Available records:
::::::::::

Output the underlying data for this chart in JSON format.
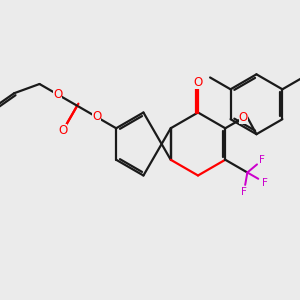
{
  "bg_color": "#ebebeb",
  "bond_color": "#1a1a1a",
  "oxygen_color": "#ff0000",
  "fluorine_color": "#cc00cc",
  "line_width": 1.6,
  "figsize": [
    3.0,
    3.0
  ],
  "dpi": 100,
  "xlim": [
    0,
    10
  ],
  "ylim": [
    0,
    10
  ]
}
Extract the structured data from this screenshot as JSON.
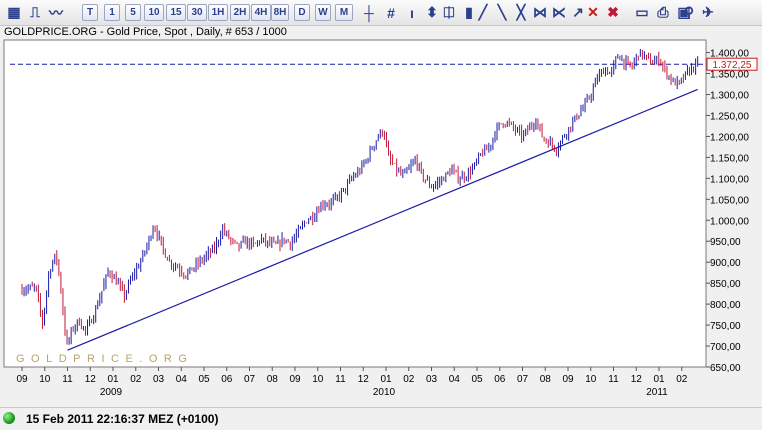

::::::::::

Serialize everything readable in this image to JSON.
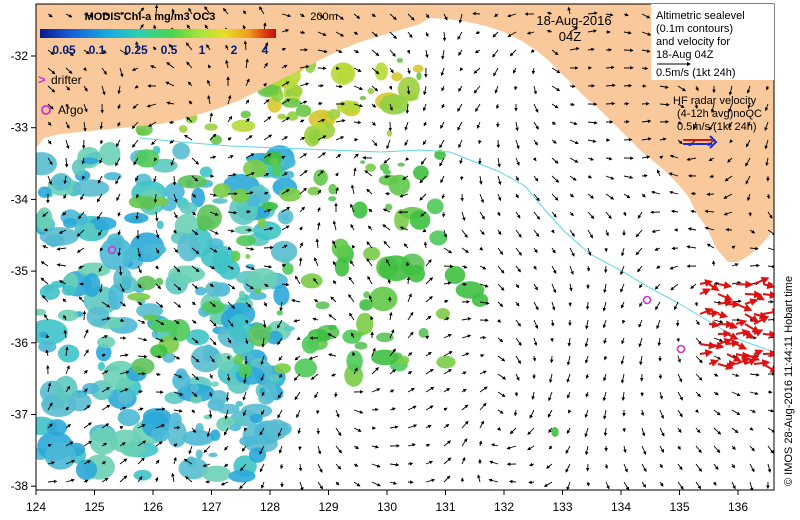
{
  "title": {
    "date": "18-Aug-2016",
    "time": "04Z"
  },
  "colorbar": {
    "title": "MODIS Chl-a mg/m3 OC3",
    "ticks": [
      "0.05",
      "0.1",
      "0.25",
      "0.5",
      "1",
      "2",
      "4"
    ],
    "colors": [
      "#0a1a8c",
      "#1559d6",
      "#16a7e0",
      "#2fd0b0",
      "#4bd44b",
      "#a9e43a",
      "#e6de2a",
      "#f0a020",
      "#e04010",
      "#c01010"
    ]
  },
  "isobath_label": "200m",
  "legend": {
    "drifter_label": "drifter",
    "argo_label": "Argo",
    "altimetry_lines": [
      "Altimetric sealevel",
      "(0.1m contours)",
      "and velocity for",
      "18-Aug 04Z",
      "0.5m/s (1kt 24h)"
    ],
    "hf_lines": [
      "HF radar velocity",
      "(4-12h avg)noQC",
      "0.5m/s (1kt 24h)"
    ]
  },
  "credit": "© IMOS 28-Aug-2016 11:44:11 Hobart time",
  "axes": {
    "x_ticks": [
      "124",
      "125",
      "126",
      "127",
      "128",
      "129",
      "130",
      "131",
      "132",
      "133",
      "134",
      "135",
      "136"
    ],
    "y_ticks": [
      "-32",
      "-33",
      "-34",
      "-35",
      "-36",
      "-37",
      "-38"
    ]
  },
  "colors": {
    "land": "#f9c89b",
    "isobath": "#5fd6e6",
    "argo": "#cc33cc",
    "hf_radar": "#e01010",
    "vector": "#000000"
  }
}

::::::::::

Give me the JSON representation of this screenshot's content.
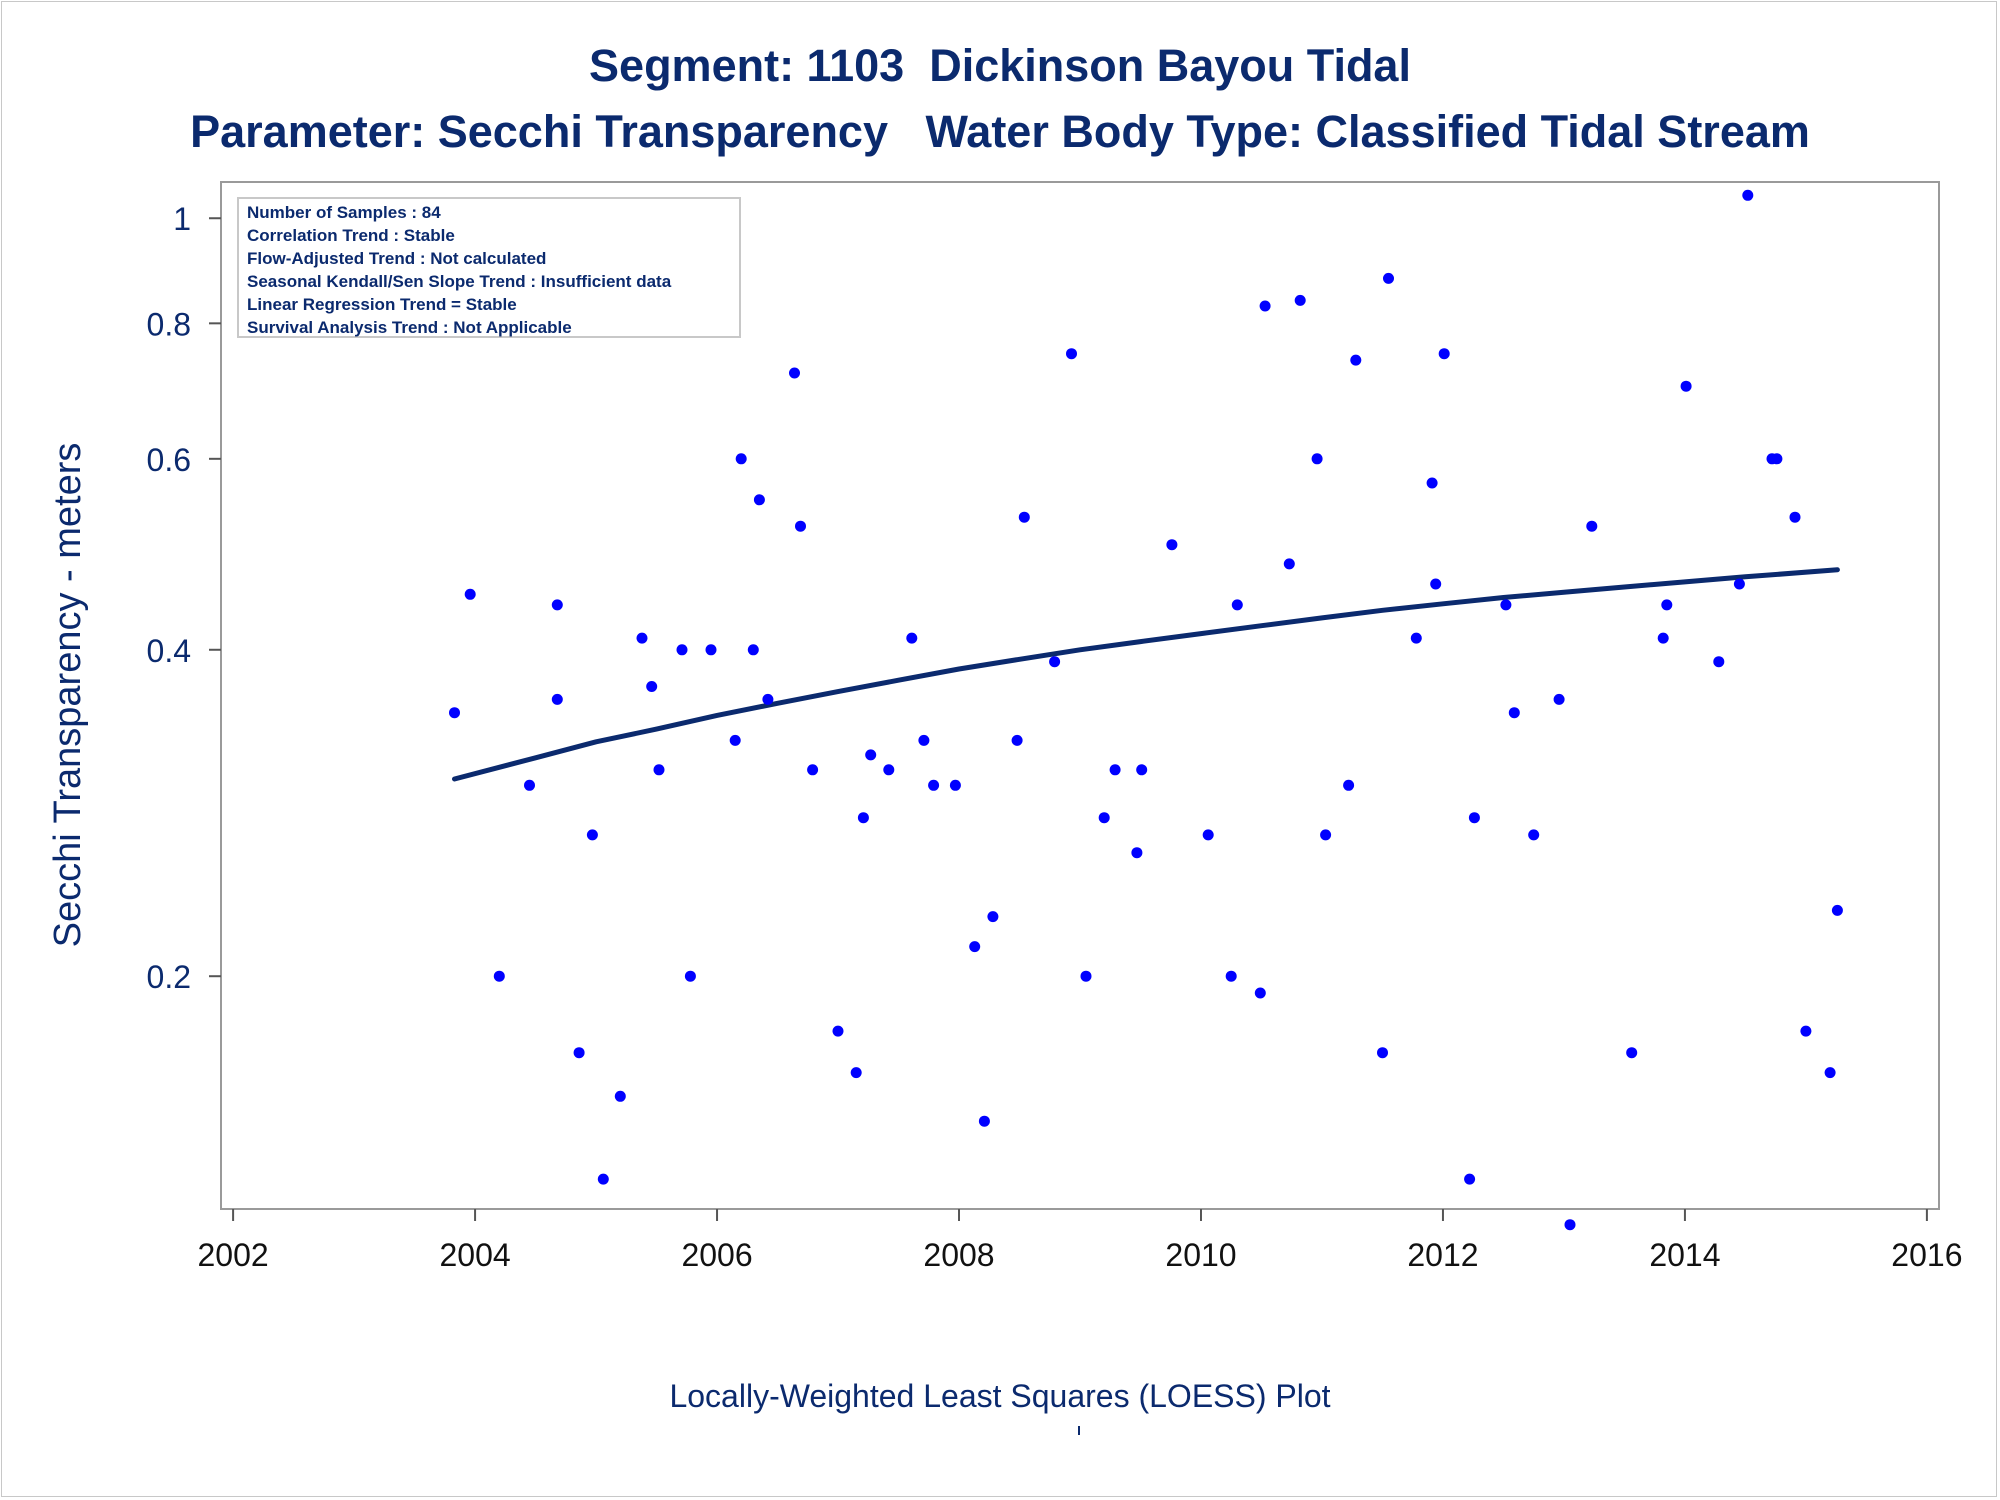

::::::::::

Required task: Starting at the line that contains "Output the underlying" and stopping after the line that contains "Extract the structured", copy every line exactly. Leave any pictures behind.

Solved exercise:
Output the underlying data for this chart in JSON format.
{
  "bg_color": "#ebebeb",
  "bond_color": "#1a1a1a",
  "oxygen_color": "#ff0000",
  "fluorine_color": "#cc00cc",
  "line_width": 1.6,
  "figsize": [
    3.0,
    3.0
  ],
  "dpi": 100,
  "xlim": [
    0,
    10
  ],
  "ylim": [
    0,
    10
  ]
}
Extract the structured data from this screenshot as JSON.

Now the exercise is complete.